▸ Written instruction
Repeat what the lines below say, word for word, and skip every image.

>> begin

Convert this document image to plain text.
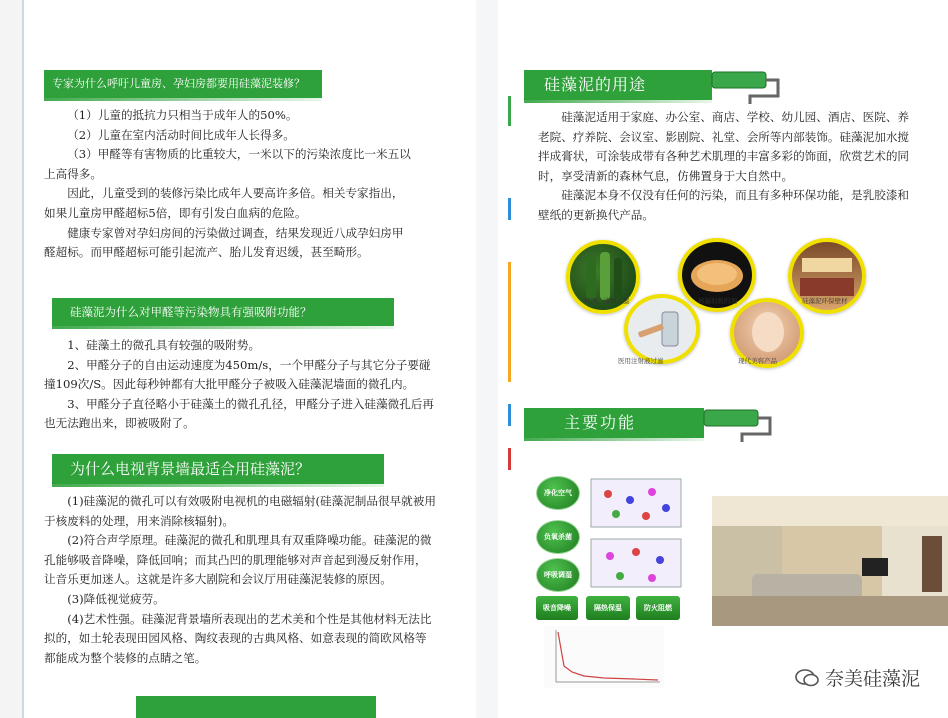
专家为什么呼吁儿童房、孕妇房都要用硅藻泥装修？

（1）儿童的抵抗力只相当于成年人的50%。

（2）儿童在室内活动时间比成年人长得多。

（3）甲醛等有害物质的比重较大，一米以下的污染浓度比一米五以上高得多。

因此，儿童受到的装修污染比成年人要高许多倍。相关专家指出，如果儿童房甲醛超标5倍，即有引发白血病的危险。

健康专家曾对孕妇房间的污染做过调查，结果发现近八成孕妇房甲醛超标。而甲醛超标可能引起流产、胎儿发育迟缓，甚至畸形。

硅藻泥为什么对甲醛等污染物具有强吸附功能？

1、硅藻土的微孔具有较强的吸附势。

2、甲醛分子的自由运动速度为450m/s，一个甲醛分子与其它分子要碰撞109次/S。因此每秒钟都有大批甲醛分子被吸入硅藻泥墙面的微孔内。

3、甲醛分子直径略小于硅藻土的微孔孔径，甲醛分子进入硅藻微孔后再也无法跑出来，即被吸附了。

为什么电视背景墙最适合用硅藻泥？

(1)硅藻泥的微孔可以有效吸附电视机的电磁辐射(硅藻泥制品很早就被用于核废料的处理，用来消除核辐射)。

(2)符合声学原理。硅藻泥的微孔和肌理具有双重降噪功能。硅藻泥的微孔能够吸音降噪，降低回响；而其凸凹的肌理能够对声音起到漫反射作用，让音乐更加迷人。这就是许多大剧院和会议厅用硅藻泥装修的原因。

(3)降低视觉疲劳。

(4)艺术性强。硅藻泥背景墙所表现出的艺术美和个性是其他材料无法比拟的，如土轮表现田园风格、陶纹表现的古典风格、如意表现的简欧风格等都能成为整个装修的点睛之笔。

硅藻泥的用途

硅藻泥适用于家庭、办公室、商店、学校、幼儿园、酒店、医院、养老院、疗养院、会议室、影剧院、礼堂、会所等内部装饰。硅藻泥加水搅拌成膏状，可涂装成带有各种艺术肌理的丰富多彩的饰面，欣赏艺术的同时，享受清新的森林气息，仿佛置身于大自然中。

硅藻泥本身不仅没有任何的污染，而且有多种环保功能，是乳胶漆和壁纸的更新换代产品。

啤酒、清精过滤	核辐射吸附剂	硅藻泥环保壁材
医用注射液过滤	现代美容产品
主要功能
净化空气
负氧杀菌
呼吸调湿
吸音降噪	隔热保温	防火阻燃
奈美硅藻泥
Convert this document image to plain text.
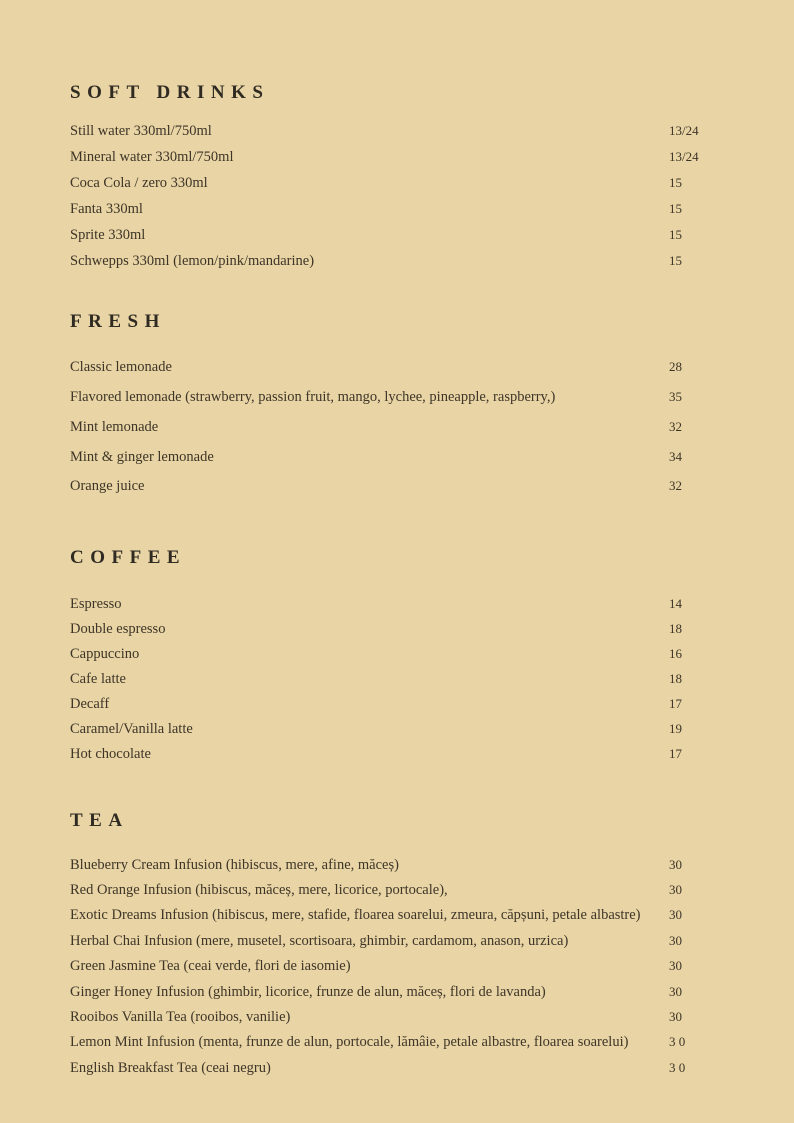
SOFT DRINKS
Still water 330ml/750ml	13/24
Mineral water 330ml/750ml	13/24
Coca Cola / zero 330ml	15
Fanta 330ml	15
Sprite 330ml	15
Schwepps 330ml (lemon/pink/mandarine)	15
FRESH
Classic lemonade	28
Flavored lemonade (strawberry, passion fruit, mango, lychee, pineapple, raspberry,)	35
Mint lemonade	32
Mint & ginger lemonade	34
Orange juice	32
COFFEE
Espresso	14
Double espresso	18
Cappuccino	16
Cafe latte	18
Decaff	17
Caramel/Vanilla latte	19
Hot chocolate	17
TEA
Blueberry Cream Infusion (hibiscus, mere, afine, măceș)	30
Red Orange Infusion (hibiscus, măceș, mere, licorice, portocale),	30
Exotic Dreams Infusion (hibiscus, mere, stafide, floarea soarelui, zmeura, căpșuni, petale albastre) 30
Herbal Chai Infusion (mere, musetel, scortisoara, ghimbir, cardamom, anason, urzica)	30
Green Jasmine Tea (ceai verde, flori de iasomie)	30
Ginger Honey Infusion (ghimbir, licorice, frunze de alun, măceș, flori de lavanda)	30
Rooibos Vanilla Tea (rooibos, vanilie)	30
Lemon Mint Infusion (menta, frunze de alun, portocale, lămâie, petale albastre, floarea soarelui)	3 0
English Breakfast Tea (ceai negru)	3 0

>> end

▸ Task output
Convert this document image to plain text.
专家为什么呼吁儿童房、孕妇房都要用硅藻泥装修？

（1）儿童的抵抗力只相当于成年人的50%。

（2）儿童在室内活动时间比成年人长得多。

（3）甲醛等有害物质的比重较大，一米以下的污染浓度比一米五以上高得多。

因此，儿童受到的装修污染比成年人要高许多倍。相关专家指出，如果儿童房甲醛超标5倍，即有引发白血病的危险。

健康专家曾对孕妇房间的污染做过调查，结果发现近八成孕妇房甲醛超标。而甲醛超标可能引起流产、胎儿发育迟缓，甚至畸形。

硅藻泥为什么对甲醛等污染物具有强吸附功能？

1、硅藻土的微孔具有较强的吸附势。

2、甲醛分子的自由运动速度为450m/s，一个甲醛分子与其它分子要碰撞109次/S。因此每秒钟都有大批甲醛分子被吸入硅藻泥墙面的微孔内。

3、甲醛分子直径略小于硅藻土的微孔孔径，甲醛分子进入硅藻微孔后再也无法跑出来，即被吸附了。

为什么电视背景墙最适合用硅藻泥？

(1)硅藻泥的微孔可以有效吸附电视机的电磁辐射(硅藻泥制品很早就被用于核废料的处理，用来消除核辐射)。

(2)符合声学原理。硅藻泥的微孔和肌理具有双重降噪功能。硅藻泥的微孔能够吸音降噪，降低回响；而其凸凹的肌理能够对声音起到漫反射作用，让音乐更加迷人。这就是许多大剧院和会议厅用硅藻泥装修的原因。

(3)降低视觉疲劳。

(4)艺术性强。硅藻泥背景墙所表现出的艺术美和个性是其他材料无法比拟的，如土轮表现田园风格、陶纹表现的古典风格、如意表现的简欧风格等都能成为整个装修的点睛之笔。

硅藻泥的用途

硅藻泥适用于家庭、办公室、商店、学校、幼儿园、酒店、医院、养老院、疗养院、会议室、影剧院、礼堂、会所等内部装饰。硅藻泥加水搅拌成膏状，可涂装成带有各种艺术肌理的丰富多彩的饰面，欣赏艺术的同时，享受清新的森林气息，仿佛置身于大自然中。

硅藻泥本身不仅没有任何的污染，而且有多种环保功能，是乳胶漆和壁纸的更新换代产品。

啤酒、清精过滤	核辐射吸附剂	硅藻泥环保壁材
医用注射液过滤	现代美容产品
主要功能
净化空气
负氧杀菌
呼吸调湿
吸音降噪	隔热保温	防火阻燃
奈美硅藻泥
Convert this document image to plain text.
SOFT DRINKS
Still water 330ml/750ml	13/24
Mineral water 330ml/750ml	13/24
Coca Cola / zero 330ml	15
Fanta 330ml	15
Sprite 330ml	15
Schwepps 330ml (lemon/pink/mandarine)	15
FRESH
Classic lemonade	28
Flavored lemonade (strawberry, passion fruit, mango, lychee, pineapple, raspberry,)	35
Mint lemonade	32
Mint & ginger lemonade	34
Orange juice	32
COFFEE
Espresso	14
Double espresso	18
Cappuccino	16
Cafe latte	18
Decaff	17
Caramel/Vanilla latte	19
Hot chocolate	17
TEA
Blueberry Cream Infusion (hibiscus, mere, afine, măceș)	30
Red Orange Infusion (hibiscus, măceș, mere, licorice, portocale),	30
Exotic Dreams Infusion (hibiscus, mere, stafide, floarea soarelui, zmeura, căpșuni, petale albastre) 30
Herbal Chai Infusion (mere, musetel, scortisoara, ghimbir, cardamom, anason, urzica)	30
Green Jasmine Tea (ceai verde, flori de iasomie)	30
Ginger Honey Infusion (ghimbir, licorice, frunze de alun, măceș, flori de lavanda)	30
Rooibos Vanilla Tea (rooibos, vanilie)	30
Lemon Mint Infusion (menta, frunze de alun, portocale, lămâie, petale albastre, floarea soarelui)	3 0
English Breakfast Tea (ceai negru)	3 0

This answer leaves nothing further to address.